## Goal:
Please recast the paragraph of the diazinon biosorption text below that begins "Waste coffee is obtained" as a short list of steps, keeping its main facts.

** START Provided passage **

Suitable adsorbents must possess high removal efficiencies with economical, ecological and technological advantages. In this regard, activated carbons are currently favored because they can efficiently remove pesticides, organic compounds and metal ions. However, the high cost of activated carbons and their production are limiting factors, leading us to use inexpensive raw materials as adsorbents. Therefore, there is a need for the development of low-cost materials which adsorb organic pollutants. Natural biosorbents such as wood bark, peat, fly ash (Shemer and Linden 2006), acid-treated date stones (El Bakouri et al. 2009) are available in large quantities and may have a great potential in the water treatment. The utilization of an abundant residual biomass, namely the apricot stone, as a raw material for activated carbons gives an additional economical interest to the technical studies.

In this paper, we report the biosorption of diazinon onto pre-treated coffee waste (PCW). Several sets of experiments are conducted to determine the influence of biosorbent dose, initial diazinon concentration, temperature, solution pH as well as the effect of some anions on the diazinon biosorption. Equilibrium and kinetic analysis were conducted to determine the factors controlling the adsorption rate, the optimization of various parameters and to find out the possibility of using this material as low-cost adsorbent for pesticide removal.

Materials and methods

Waste coffee is obtained from industrial coffee production; it is thoroughly washed with deionised water and dried at 50 °C for 24 h. Then, it is oxidized with NaOCl solution (1%) in order to remove the organic matter (Yeddou and Bensmaili 2006). The powder is washed, dried and screened through a set of sieves to get geometrical size in the range (50–210 µm). The chemical composition of PCW determined by X-ray fluorescence (XRF) using Horiba equipment is given in Table 1. The sample is mounted on a piece of metal, coated with ~60 nm thickness of gold and observed by scanning electron microscopy (SEM, JEOL, JSM-6360LV).

** END Provided passage **
** START Extracted information **

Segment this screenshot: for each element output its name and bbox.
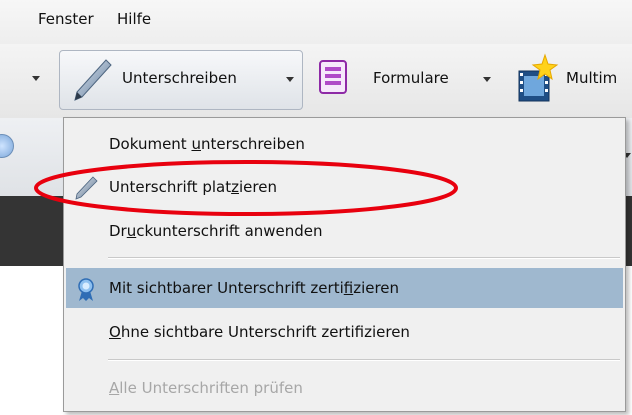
sign-dropdown-menu: Dokument unterschreiben Unterschrift pla… (63, 117, 626, 412)
menu-item-label: ieren (238, 178, 277, 196)
mnemonic: u (126, 222, 137, 240)
menu-item-label: lle Unterschriften prüfen (119, 379, 303, 397)
mnemonic: f (343, 279, 354, 297)
ribbon-certificate-icon (76, 277, 96, 317)
menu-item-label: Dr (109, 222, 127, 240)
mnemonic: u (191, 135, 201, 153)
menu-item-validate-all[interactable]: Alle Unterschriften prüfen (66, 368, 623, 408)
mnemonic: O (109, 323, 121, 341)
menu-bar: Fenster Hilfe (0, 0, 632, 45)
menu-separator (108, 359, 620, 361)
menu-item-label: izieren (353, 279, 400, 297)
menu-item-label: Dokument (109, 135, 192, 153)
pen-icon (74, 175, 98, 215)
menu-fenster[interactable]: Fenster (38, 10, 94, 28)
menu-item-certify-invisible[interactable]: Ohne sichtbare Unterschrift zertifiziere… (66, 312, 623, 352)
chevron-down-icon (286, 77, 294, 82)
mnemonic: z (231, 178, 239, 196)
menu-item-label: nterschreiben (200, 135, 305, 153)
multimedia-button-label[interactable]: Multim (566, 69, 617, 87)
sign-button-label: Unterschreiben (122, 69, 237, 87)
sign-button[interactable]: Unterschreiben (59, 50, 303, 110)
menu-separator (108, 257, 620, 259)
pen-icon (70, 57, 114, 107)
menu-item-apply-ink-signature[interactable]: Druckunterschrift anwenden (66, 211, 623, 251)
menu-item-certify-visible[interactable]: Mit sichtbarer Unterschrift zertifiziere… (66, 268, 623, 308)
multimedia-icon[interactable] (515, 53, 561, 109)
menu-item-place-signature[interactable]: Unterschrift platzieren (66, 167, 623, 207)
menu-item-sign-document[interactable]: Dokument unterschreiben (66, 124, 623, 164)
menu-item-label: ckunterschrift anwenden (136, 222, 323, 240)
mnemonic: A (109, 379, 120, 397)
menu-item-label: hne sichtbare Unterschrift zertifizieren (120, 323, 410, 341)
menu-item-label: Unterschrift plat (109, 178, 232, 196)
forms-icon[interactable] (318, 60, 360, 98)
chevron-down-icon[interactable] (483, 77, 491, 82)
menu-item-label: Mit sichtbarer Unterschrift zerti (109, 279, 344, 297)
chevron-down-icon[interactable] (32, 76, 40, 81)
menu-hilfe[interactable]: Hilfe (117, 10, 151, 28)
forms-button-label[interactable]: Formulare (373, 69, 449, 87)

** END Extracted information **

## Result for this exercise:
- Waste coffee from industrial coffee production is thoroughly washed with deionized water and dried at 50 °C for 24 h.
- It is oxidized with 1% NaOCl solution to remove organic matter (Yeddou and Bensmaili 2006).
- The powder is washed, dried and sieved to a size range of 50–210 µm.
- The chemical composition of PCW is determined by X-ray fluorescence (XRF) using Horiba equipment and given in Table 1.
- The sample is mounted on a piece of metal, coated with about 60 nm of gold and observed by scanning electron microscopy (SEM, JEOL, JSM-6360LV).